Dataset entries on figures
-- begin --
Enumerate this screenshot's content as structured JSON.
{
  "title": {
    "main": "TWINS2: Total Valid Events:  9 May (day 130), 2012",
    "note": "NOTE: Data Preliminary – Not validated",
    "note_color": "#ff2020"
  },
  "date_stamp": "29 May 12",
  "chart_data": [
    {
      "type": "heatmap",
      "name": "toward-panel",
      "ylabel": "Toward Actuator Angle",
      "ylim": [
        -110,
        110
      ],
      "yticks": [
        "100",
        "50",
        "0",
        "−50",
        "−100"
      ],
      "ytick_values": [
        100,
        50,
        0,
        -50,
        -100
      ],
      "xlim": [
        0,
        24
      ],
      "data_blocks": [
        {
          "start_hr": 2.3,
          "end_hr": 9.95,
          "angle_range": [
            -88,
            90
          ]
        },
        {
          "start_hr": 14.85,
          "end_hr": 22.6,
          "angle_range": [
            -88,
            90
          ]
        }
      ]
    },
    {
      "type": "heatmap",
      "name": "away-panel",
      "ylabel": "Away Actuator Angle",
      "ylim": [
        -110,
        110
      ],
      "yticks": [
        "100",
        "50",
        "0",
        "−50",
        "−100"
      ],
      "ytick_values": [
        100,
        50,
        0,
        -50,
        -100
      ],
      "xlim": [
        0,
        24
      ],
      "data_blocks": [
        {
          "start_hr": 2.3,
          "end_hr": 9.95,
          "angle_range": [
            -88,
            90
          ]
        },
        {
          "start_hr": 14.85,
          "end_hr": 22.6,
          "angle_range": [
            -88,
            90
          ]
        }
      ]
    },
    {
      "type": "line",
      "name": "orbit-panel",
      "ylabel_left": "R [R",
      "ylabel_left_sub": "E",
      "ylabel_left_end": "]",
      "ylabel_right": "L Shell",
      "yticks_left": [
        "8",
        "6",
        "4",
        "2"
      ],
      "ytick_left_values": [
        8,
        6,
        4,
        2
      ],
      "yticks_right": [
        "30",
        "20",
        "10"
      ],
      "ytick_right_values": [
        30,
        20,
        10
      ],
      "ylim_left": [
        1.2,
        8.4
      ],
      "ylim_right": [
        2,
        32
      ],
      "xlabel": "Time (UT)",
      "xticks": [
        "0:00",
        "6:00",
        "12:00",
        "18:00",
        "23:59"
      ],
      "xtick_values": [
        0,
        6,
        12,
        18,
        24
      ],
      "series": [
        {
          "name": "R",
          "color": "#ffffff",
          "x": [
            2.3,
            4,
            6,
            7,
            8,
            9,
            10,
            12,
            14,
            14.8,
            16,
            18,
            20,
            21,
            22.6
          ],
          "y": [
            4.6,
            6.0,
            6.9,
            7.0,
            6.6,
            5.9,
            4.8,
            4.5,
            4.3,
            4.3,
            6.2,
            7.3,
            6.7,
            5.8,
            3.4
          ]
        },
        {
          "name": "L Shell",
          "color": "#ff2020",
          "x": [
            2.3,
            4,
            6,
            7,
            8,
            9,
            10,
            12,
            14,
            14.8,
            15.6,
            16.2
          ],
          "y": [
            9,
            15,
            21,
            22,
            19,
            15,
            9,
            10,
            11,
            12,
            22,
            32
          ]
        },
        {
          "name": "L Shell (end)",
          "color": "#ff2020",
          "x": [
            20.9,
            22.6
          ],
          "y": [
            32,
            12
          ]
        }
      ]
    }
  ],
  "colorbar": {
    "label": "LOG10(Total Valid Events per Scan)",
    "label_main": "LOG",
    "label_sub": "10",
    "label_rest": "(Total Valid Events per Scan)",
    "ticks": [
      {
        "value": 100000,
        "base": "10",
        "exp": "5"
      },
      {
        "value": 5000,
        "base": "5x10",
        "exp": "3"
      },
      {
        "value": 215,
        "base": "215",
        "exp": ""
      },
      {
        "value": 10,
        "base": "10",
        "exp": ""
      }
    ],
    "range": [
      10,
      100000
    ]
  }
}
-- end --
Written task ▸
Set out the complete listing exactly as shown.

Reply ▸
Enumerate this screenshot's content as structured JSON.
{
  "title": {
    "main": "TWINS2: Total Valid Events:  9 May (day 130), 2012",
    "note": "NOTE: Data Preliminary – Not validated",
    "note_color": "#ff2020"
  },
  "date_stamp": "29 May 12",
  "chart_data": [
    {
      "type": "heatmap",
      "name": "toward-panel",
      "ylabel": "Toward Actuator Angle",
      "ylim": [
        -110,
        110
      ],
      "yticks": [
        "100",
        "50",
        "0",
        "−50",
        "−100"
      ],
      "ytick_values": [
        100,
        50,
        0,
        -50,
        -100
      ],
      "xlim": [
        0,
        24
      ],
      "data_blocks": [
        {
          "start_hr": 2.3,
          "end_hr": 9.95,
          "angle_range": [
            -88,
            90
          ]
        },
        {
          "start_hr": 14.85,
          "end_hr": 22.6,
          "angle_range": [
            -88,
            90
          ]
        }
      ]
    },
    {
      "type": "heatmap",
      "name": "away-panel",
      "ylabel": "Away Actuator Angle",
      "ylim": [
        -110,
        110
      ],
      "yticks": [
        "100",
        "50",
        "0",
        "−50",
        "−100"
      ],
      "ytick_values": [
        100,
        50,
        0,
        -50,
        -100
      ],
      "xlim": [
        0,
        24
      ],
      "data_blocks": [
        {
          "start_hr": 2.3,
          "end_hr": 9.95,
          "angle_range": [
            -88,
            90
          ]
        },
        {
          "start_hr": 14.85,
          "end_hr": 22.6,
          "angle_range": [
            -88,
            90
          ]
        }
      ]
    },
    {
      "type": "line",
      "name": "orbit-panel",
      "ylabel_left": "R [R",
      "ylabel_left_sub": "E",
      "ylabel_left_end": "]",
      "ylabel_right": "L Shell",
      "yticks_left": [
        "8",
        "6",
        "4",
        "2"
      ],
      "ytick_left_values": [
        8,
        6,
        4,
        2
      ],
      "yticks_right": [
        "30",
        "20",
        "10"
      ],
      "ytick_right_values": [
        30,
        20,
        10
      ],
      "ylim_left": [
        1.2,
        8.4
      ],
      "ylim_right": [
        2,
        32
      ],
      "xlabel": "Time (UT)",
      "xticks": [
        "0:00",
        "6:00",
        "12:00",
        "18:00",
        "23:59"
      ],
      "xtick_values": [
        0,
        6,
        12,
        18,
        24
      ],
      "series": [
        {
          "name": "R",
          "color": "#ffffff",
          "x": [
            2.3,
            4,
            6,
            7,
            8,
            9,
            10,
            12,
            14,
            14.8,
            16,
            18,
            20,
            21,
            22.6
          ],
          "y": [
            4.6,
            6.0,
            6.9,
            7.0,
            6.6,
            5.9,
            4.8,
            4.5,
            4.3,
            4.3,
            6.2,
            7.3,
            6.7,
            5.8,
            3.4
          ]
        },
        {
          "name": "L Shell",
          "color": "#ff2020",
          "x": [
            2.3,
            4,
            6,
            7,
            8,
            9,
            10,
            12,
            14,
            14.8,
            15.6,
            16.2
          ],
          "y": [
            9,
            15,
            21,
            22,
            19,
            15,
            9,
            10,
            11,
            12,
            22,
            32
          ]
        },
        {
          "name": "L Shell (end)",
          "color": "#ff2020",
          "x": [
            20.9,
            22.6
          ],
          "y": [
            32,
            12
          ]
        }
      ]
    }
  ],
  "colorbar": {
    "label": "LOG10(Total Valid Events per Scan)",
    "label_main": "LOG",
    "label_sub": "10",
    "label_rest": "(Total Valid Events per Scan)",
    "ticks": [
      {
        "value": 100000,
        "base": "10",
        "exp": "5"
      },
      {
        "value": 5000,
        "base": "5x10",
        "exp": "3"
      },
      {
        "value": 215,
        "base": "215",
        "exp": ""
      },
      {
        "value": 10,
        "base": "10",
        "exp": ""
      }
    ],
    "range": [
      10,
      100000
    ]
  }
}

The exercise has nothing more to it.